Página ->
....
Nuestra Señora de la Merced, Redentora de cautivos


         Nuestra Señora de la Merced, Redentora de cautivos
         San Pedro Nolasco fundó la Orden de la Merced luego de que la Virgen se le apareciera en sueños la noche del 1 al 2 de agosto del año 1218[1]; de manera simultánea a San Pedro Nolasco, la Virgen se les apareció también a san Raimundo de Peñafort y al rey Jacobo de Aragón; a los tres, les dijo que “sería de sumo agrado suyo y de su Hijo la institución de una Orden religiosa en su honor con el fin de liberar a los caídos en poder de los infieles”[2]. Fue entonces la misma Virgen María en persona quien le dijo a San Pedro Nolasco que debía fundar la orden de la Merced, para así poder continuar el trabajo que él y sus compañeros ya venían haciendo desde hacía 15 años, y que era la liberación de prisioneros en manos de los musulmanes -los cuales se habían apoderado de la Tierra Santa-, a cambio de un rescate. Pedro Nolasco, que fundó la Orden de la Merced el 10 de agosto de 1218 en presencia del rey Jaime I de Aragón y del obispo Berenguer de Palou, reconoció siempre a María Santísima como la auténtica fundadora de la orden mercedaria, cuya patrona es la Virgen de la Merced (“Merced” significa “misericordia”)[3]
             En esta Orden Mercedaria[4], fundada por pedido de explícito de María Santísima y de Nuestro Señor Jesucristo, los frailes hacían un cuarto voto, además de los tres votos propios de la vida religiosa, pobreza, castidad y obediencia: dedicar su vida a liberar esclavos. La condición para entrar en la Orden, además de vivir los tres votos propios de toda orden religiosa, era comprometerse a ofrecerse a quedarse en lugar de algún cautivo que estuviese en peligro de perder la fe, en caso que el dinero no alcanzara a pagar su redención[5]. La liberación de los cautivos en manos de los musulmanes, cuando no alcanzaba el dinero para rescatarlo, consistía en un canje: se entregaba un misionero de la Merced, a cambio de un cristiano cautivo. De ahí el nombre de Nuestra Señora de la Merced como “Redentora de cautivos”, porque el religioso que se entregaba a cambio del prisionero cristiano, lo hacía en nombre de Nuestra Señora de la Merced.
....
Datos ->
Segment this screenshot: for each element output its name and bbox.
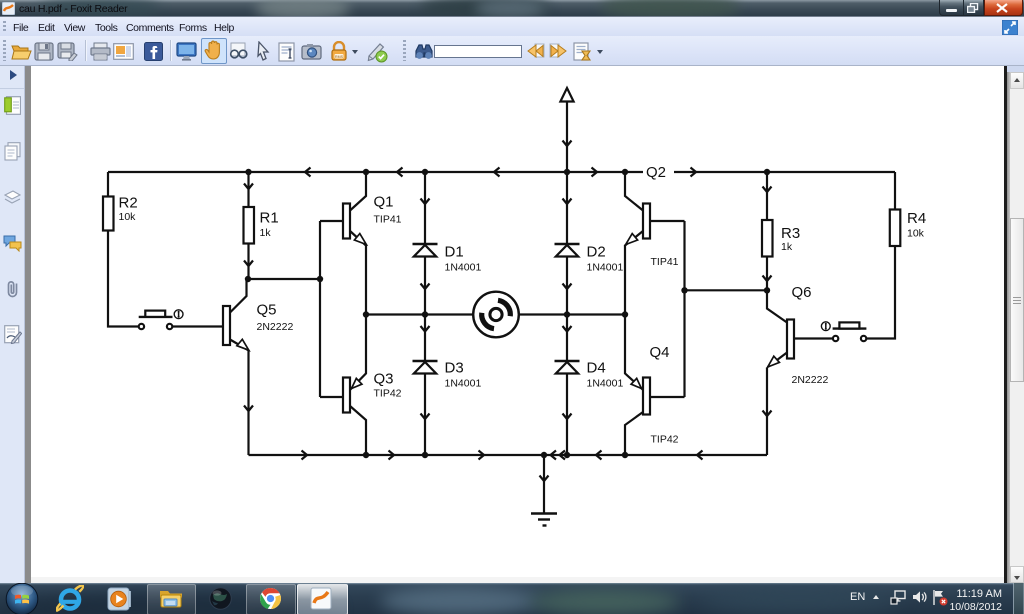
- diode D2 1N4001: [555, 243, 580, 245]
- doc with hourglass: [573, 42, 593, 62]
- arrow down below D1: [421, 284, 430, 290]
- blue expand icon at right of menu bar: [1002, 20, 1018, 35]
- transistor Q5 2N2222: [223, 306, 230, 345]
- email/share: [113, 43, 134, 60]
- chrome taskbar button: [246, 584, 296, 614]
- signature panel icon: [4, 325, 22, 344]
- hand tool (active): [201, 38, 227, 64]
- svg-text:D4: D4: [587, 360, 606, 377]
- svg-text:2N2222: 2N2222: [792, 374, 829, 386]
- svg-text:1N4001: 1N4001: [445, 262, 482, 274]
- open folder: [11, 42, 32, 61]
- power VCC symbol: [560, 88, 573, 102]
- save as: [57, 42, 78, 61]
- svg-text:Q2: Q2: [646, 164, 666, 181]
- foxit icon: [309, 587, 333, 610]
- wire button to Q5 base: [173, 325, 223, 327]
- explorer taskbar button: [147, 584, 196, 614]
- speaker icon: [912, 590, 927, 604]
- pushbutton SW2 (right): [821, 322, 866, 341]
- wire button to R4 column: [867, 246, 895, 339]
- svg-text:Q5: Q5: [257, 302, 277, 319]
- resistor R2: [103, 197, 114, 231]
- WMP icon: [107, 587, 132, 611]
- svg-text:Q4: Q4: [650, 344, 670, 361]
- wire base rail right: [685, 289, 768, 291]
- svg-text:10k: 10k: [907, 228, 925, 240]
- show desktop: [1013, 583, 1014, 614]
- comments panel icon: [3, 234, 22, 252]
- arrow down below R1: [244, 261, 253, 267]
- wire top rail: [108, 171, 895, 173]
- arrow down below D3: [421, 414, 430, 420]
- wire Q4 base: [650, 396, 685, 398]
- printer: [90, 42, 111, 61]
- svg-text:1N4001: 1N4001: [587, 262, 624, 274]
- start orb: [5, 582, 39, 614]
- resistor R1: [247, 172, 249, 207]
- svg-text:Q6: Q6: [792, 284, 812, 301]
- diode D4 column: [566, 315, 568, 456]
- wire motor rail: [366, 313, 625, 315]
- resistor R3: [764, 169, 770, 175]
- attachment panel icon: [5, 279, 20, 299]
- scrollbar thumb: [1010, 218, 1024, 382]
- node R1 top: [245, 169, 251, 175]
- svg-text:TIP41: TIP41: [651, 256, 679, 268]
- svg-text:2N2222: 2N2222: [257, 321, 294, 333]
- wire Q2 base: [650, 220, 685, 222]
- svg-text:TIP41: TIP41: [374, 214, 402, 226]
- wire base rail left: [248, 278, 320, 280]
- svg-text:RMS: RMS: [335, 55, 344, 59]
- diode D4 1N4001: [555, 360, 580, 362]
- find prev: [527, 43, 545, 60]
- svg-text:10k: 10k: [119, 211, 137, 223]
- sign pen: [366, 41, 388, 63]
- transistor Q6 2N2222: [767, 290, 787, 322]
- action center flag: [932, 589, 948, 606]
- ground: [541, 452, 547, 458]
- svg-text:1N4001: 1N4001: [445, 378, 482, 390]
- svg-text:1N4001: 1N4001: [587, 378, 624, 390]
- save floppy: [34, 42, 54, 61]
- svg-text:Q3: Q3: [374, 371, 394, 388]
- glasses/reading: [228, 42, 249, 61]
- svg-text:R2: R2: [119, 195, 138, 212]
- cursor arrow: [255, 41, 271, 62]
- search box: [434, 45, 522, 58]
- app icon: [2, 2, 15, 15]
- layers panel icon: [3, 190, 22, 205]
- svg-text:R3: R3: [781, 225, 800, 242]
- svg-text:D3: D3: [445, 360, 464, 377]
- node R1/Q5 collector: [245, 276, 251, 282]
- scrollbar down button: [1010, 566, 1024, 583]
- RMS lock: [329, 41, 349, 62]
- tray: [850, 591, 865, 603]
- explorer folder icon: [159, 588, 183, 609]
- pages panel icon: [4, 142, 21, 161]
- svg-text:D2: D2: [587, 244, 606, 261]
- diode D1 1N4001: [413, 243, 438, 245]
- wire Q3 base: [320, 396, 343, 398]
- resistor R4: [890, 210, 901, 247]
- svg-text:R4: R4: [907, 210, 926, 227]
- foxit taskbar button (active): [297, 584, 348, 614]
- window buttons: [939, 0, 1023, 16]
- wire Q6 base to button: [794, 337, 832, 339]
- find next: [549, 43, 567, 60]
- arrow down: [244, 406, 253, 412]
- svg-text:1k: 1k: [781, 241, 793, 253]
- arrows on top rail: [305, 168, 311, 177]
- svg-text:TIP42: TIP42: [374, 388, 402, 400]
- network icon: [890, 590, 906, 605]
- transistor Q3 TIP42: [343, 378, 350, 413]
- wire Q1 base: [320, 220, 343, 222]
- bookmark panel icon: [4, 96, 21, 115]
- wire Q2/Q4 base column: [683, 221, 685, 397]
- monitor: [176, 42, 197, 61]
- arrow down above D3: [421, 326, 430, 332]
- svg-text:1k: 1k: [260, 227, 272, 239]
- svg-text:Q1: Q1: [374, 194, 394, 211]
- motor M1: [473, 292, 519, 338]
- svg-text:TIP42: TIP42: [651, 434, 679, 446]
- diode D1 column: [424, 172, 426, 315]
- transistor Q2 TIP41: [622, 169, 628, 175]
- binoculars: [414, 42, 434, 61]
- arrow down above D1: [421, 199, 430, 205]
- wire left branch: rail to R2 to button: [108, 172, 138, 327]
- typewriter doc: [278, 42, 297, 62]
- arrow down on supply wire: [563, 141, 572, 147]
- svg-text:R1: R1: [260, 210, 279, 227]
- wire Q5 emitter down to bottom rail: [247, 351, 249, 456]
- transistor Q4 TIP42: [625, 315, 643, 390]
- pushbutton SW1 (left): [139, 310, 183, 329]
- diode D3 column: [424, 315, 426, 456]
- arrows on bottom rail: [302, 451, 308, 460]
- wire bottom rail: [249, 454, 768, 456]
- svg-text:D1: D1: [445, 244, 464, 261]
- globe icon: [209, 587, 232, 610]
- wire Q1/Q3 base column: [319, 221, 321, 397]
- camera: [301, 43, 322, 60]
- diode D3 1N4001: [413, 360, 438, 362]
- transistor Q1 TIP41: [343, 204, 350, 239]
- chrome icon: [259, 587, 282, 610]
- arrow down above R1: [244, 184, 253, 190]
- scrollbar top band + up button: [1007, 66, 1024, 72]
- diode D2 column: [566, 172, 568, 315]
- IE icon: [56, 585, 84, 613]
- node Q1/Q3 base column: [317, 276, 323, 282]
- facebook: [144, 42, 163, 61]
....
Por hacer ->
Responde con base en el texto sobre la Virgen de la Merced:
(a) ¿En qué fecha fundó Pedro Nolasco la Orden de la Merced?
(b) ¿Qué significa la palabra "Merced"?
(c) ¿Cuál era el cuarto voto que hacían los frailes, además de pobreza, castidad y obediencia?

Resultado ->
(a) El 10 de agosto de 1218.
(b) Significa "misericordia".
(c) Dedicar su vida a liberar esclavos.